** START Listed records **

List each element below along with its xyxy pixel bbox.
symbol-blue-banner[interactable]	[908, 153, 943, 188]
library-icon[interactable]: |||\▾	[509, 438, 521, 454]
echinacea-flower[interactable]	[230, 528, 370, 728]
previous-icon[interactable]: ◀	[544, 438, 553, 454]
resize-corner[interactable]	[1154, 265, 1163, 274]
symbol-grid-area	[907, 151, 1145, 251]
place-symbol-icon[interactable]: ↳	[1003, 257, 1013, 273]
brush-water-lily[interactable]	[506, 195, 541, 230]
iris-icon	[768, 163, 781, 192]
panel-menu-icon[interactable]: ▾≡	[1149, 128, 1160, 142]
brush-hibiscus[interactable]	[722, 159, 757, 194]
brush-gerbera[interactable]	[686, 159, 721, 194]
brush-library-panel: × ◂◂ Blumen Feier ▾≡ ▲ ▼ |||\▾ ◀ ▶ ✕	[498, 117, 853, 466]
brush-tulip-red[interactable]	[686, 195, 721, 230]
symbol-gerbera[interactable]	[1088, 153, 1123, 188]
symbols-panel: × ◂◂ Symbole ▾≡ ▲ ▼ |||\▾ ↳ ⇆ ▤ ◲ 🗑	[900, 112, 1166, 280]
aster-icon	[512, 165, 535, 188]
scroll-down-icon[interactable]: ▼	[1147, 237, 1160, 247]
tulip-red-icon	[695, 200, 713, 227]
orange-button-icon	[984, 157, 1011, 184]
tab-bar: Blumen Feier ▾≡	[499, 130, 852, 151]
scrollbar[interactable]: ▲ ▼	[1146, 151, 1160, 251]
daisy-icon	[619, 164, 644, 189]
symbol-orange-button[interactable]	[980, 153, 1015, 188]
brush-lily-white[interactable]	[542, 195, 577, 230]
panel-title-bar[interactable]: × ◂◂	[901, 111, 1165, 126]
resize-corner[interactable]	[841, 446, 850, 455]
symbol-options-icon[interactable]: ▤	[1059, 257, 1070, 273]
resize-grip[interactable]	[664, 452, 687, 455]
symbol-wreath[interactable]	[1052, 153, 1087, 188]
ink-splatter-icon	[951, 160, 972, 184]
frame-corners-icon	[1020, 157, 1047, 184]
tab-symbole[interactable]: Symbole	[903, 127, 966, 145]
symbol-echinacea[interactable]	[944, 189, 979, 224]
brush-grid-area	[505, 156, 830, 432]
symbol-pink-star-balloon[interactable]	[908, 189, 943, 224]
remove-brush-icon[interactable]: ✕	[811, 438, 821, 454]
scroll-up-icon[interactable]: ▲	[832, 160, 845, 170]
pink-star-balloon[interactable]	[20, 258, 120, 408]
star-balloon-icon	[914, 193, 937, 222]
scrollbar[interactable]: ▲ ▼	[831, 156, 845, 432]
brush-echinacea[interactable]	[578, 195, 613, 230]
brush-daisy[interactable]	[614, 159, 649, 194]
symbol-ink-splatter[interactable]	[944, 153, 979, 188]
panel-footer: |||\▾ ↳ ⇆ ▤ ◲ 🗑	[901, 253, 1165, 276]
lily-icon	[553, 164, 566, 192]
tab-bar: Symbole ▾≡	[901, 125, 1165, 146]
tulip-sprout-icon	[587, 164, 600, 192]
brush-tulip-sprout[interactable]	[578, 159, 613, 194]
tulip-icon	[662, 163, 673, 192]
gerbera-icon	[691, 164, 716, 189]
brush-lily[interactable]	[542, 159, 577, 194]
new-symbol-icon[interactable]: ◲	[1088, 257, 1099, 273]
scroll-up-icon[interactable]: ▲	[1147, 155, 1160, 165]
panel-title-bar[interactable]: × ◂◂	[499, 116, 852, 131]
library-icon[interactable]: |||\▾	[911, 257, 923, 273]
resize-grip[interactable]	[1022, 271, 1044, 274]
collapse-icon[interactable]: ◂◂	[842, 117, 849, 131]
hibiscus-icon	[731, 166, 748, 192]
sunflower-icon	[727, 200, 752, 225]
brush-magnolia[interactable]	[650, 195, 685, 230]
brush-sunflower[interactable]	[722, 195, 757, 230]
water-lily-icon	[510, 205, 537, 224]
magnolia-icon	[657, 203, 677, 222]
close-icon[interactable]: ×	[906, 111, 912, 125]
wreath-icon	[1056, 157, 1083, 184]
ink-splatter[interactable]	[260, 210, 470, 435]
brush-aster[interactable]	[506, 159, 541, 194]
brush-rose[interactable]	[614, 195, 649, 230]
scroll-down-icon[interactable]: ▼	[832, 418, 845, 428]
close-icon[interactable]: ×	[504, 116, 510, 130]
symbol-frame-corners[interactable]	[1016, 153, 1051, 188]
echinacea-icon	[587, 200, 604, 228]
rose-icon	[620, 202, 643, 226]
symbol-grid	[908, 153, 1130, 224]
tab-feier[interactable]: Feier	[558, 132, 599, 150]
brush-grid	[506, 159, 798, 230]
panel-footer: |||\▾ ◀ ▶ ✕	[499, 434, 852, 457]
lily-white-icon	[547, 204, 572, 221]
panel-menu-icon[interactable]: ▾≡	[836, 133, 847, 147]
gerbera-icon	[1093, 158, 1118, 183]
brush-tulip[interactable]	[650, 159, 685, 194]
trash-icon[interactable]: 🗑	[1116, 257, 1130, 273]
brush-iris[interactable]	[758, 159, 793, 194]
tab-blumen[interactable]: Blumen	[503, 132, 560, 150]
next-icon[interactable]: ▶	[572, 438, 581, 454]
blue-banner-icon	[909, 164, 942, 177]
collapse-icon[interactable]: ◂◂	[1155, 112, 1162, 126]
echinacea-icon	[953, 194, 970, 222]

** END Listed records **
** START Listed records **

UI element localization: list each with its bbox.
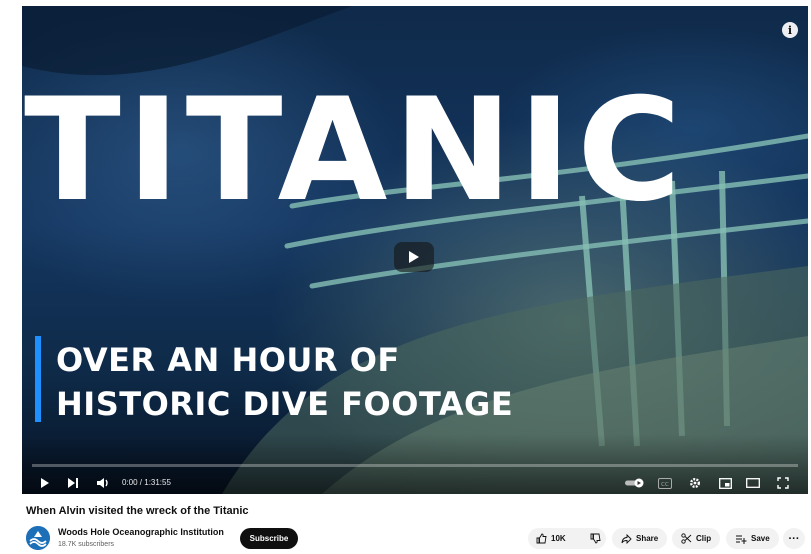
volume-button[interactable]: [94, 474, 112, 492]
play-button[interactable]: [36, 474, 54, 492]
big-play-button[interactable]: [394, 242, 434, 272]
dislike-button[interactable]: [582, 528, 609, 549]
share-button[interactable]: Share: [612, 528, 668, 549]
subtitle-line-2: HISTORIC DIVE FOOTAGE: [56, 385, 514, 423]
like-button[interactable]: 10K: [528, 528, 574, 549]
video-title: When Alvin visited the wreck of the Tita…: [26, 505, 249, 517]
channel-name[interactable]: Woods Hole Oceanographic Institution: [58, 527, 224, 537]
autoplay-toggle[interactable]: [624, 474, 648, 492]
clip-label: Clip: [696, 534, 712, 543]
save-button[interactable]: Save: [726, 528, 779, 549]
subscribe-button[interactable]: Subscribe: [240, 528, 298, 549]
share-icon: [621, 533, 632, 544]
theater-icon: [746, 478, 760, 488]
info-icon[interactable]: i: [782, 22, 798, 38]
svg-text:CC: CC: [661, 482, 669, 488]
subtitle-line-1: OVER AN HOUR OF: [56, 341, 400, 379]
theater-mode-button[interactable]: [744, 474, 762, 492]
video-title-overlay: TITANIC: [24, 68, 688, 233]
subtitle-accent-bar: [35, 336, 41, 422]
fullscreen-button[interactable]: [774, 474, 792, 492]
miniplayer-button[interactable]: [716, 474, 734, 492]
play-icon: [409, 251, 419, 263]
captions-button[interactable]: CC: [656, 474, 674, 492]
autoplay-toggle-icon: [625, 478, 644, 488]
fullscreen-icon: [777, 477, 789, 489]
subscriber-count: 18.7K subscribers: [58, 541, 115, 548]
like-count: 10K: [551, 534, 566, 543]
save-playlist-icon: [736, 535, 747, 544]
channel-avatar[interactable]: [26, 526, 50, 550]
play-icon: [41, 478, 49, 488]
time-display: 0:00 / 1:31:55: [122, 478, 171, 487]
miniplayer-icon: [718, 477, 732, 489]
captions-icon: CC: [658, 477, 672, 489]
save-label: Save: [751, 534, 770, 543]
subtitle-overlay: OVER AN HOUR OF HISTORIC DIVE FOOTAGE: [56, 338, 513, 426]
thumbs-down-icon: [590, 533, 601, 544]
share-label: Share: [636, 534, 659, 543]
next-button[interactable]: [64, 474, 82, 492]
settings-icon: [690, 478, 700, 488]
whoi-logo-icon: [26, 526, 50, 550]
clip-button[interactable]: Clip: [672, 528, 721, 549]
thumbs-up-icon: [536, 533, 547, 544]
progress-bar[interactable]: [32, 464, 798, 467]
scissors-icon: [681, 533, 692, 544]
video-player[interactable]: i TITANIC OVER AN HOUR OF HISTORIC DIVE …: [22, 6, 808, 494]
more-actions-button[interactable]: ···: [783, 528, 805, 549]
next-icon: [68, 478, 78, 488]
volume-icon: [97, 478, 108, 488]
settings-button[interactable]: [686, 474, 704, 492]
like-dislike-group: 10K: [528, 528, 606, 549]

** END Listed records **

Copy out the rows above, from the line with "List each element" up to and including the line with "165, 535, 188]", with no changes.

List each element below along with its xyxy pixel bbox.
symbol-blue-banner[interactable]	[908, 153, 943, 188]
library-icon[interactable]: |||\▾	[509, 438, 521, 454]
echinacea-flower[interactable]	[230, 528, 370, 728]
previous-icon[interactable]: ◀	[544, 438, 553, 454]
resize-corner[interactable]	[1154, 265, 1163, 274]
symbol-grid-area	[907, 151, 1145, 251]
place-symbol-icon[interactable]: ↳	[1003, 257, 1013, 273]
brush-water-lily[interactable]	[506, 195, 541, 230]
iris-icon	[768, 163, 781, 192]
panel-menu-icon[interactable]: ▾≡	[1149, 128, 1160, 142]
brush-hibiscus[interactable]	[722, 159, 757, 194]
brush-gerbera[interactable]	[686, 159, 721, 194]
brush-library-panel: × ◂◂ Blumen Feier ▾≡ ▲ ▼ |||\▾ ◀ ▶ ✕	[498, 117, 853, 466]
brush-tulip-red[interactable]	[686, 195, 721, 230]
symbol-gerbera[interactable]	[1088, 153, 1123, 188]
symbols-panel: × ◂◂ Symbole ▾≡ ▲ ▼ |||\▾ ↳ ⇆ ▤ ◲ 🗑	[900, 112, 1166, 280]
aster-icon	[512, 165, 535, 188]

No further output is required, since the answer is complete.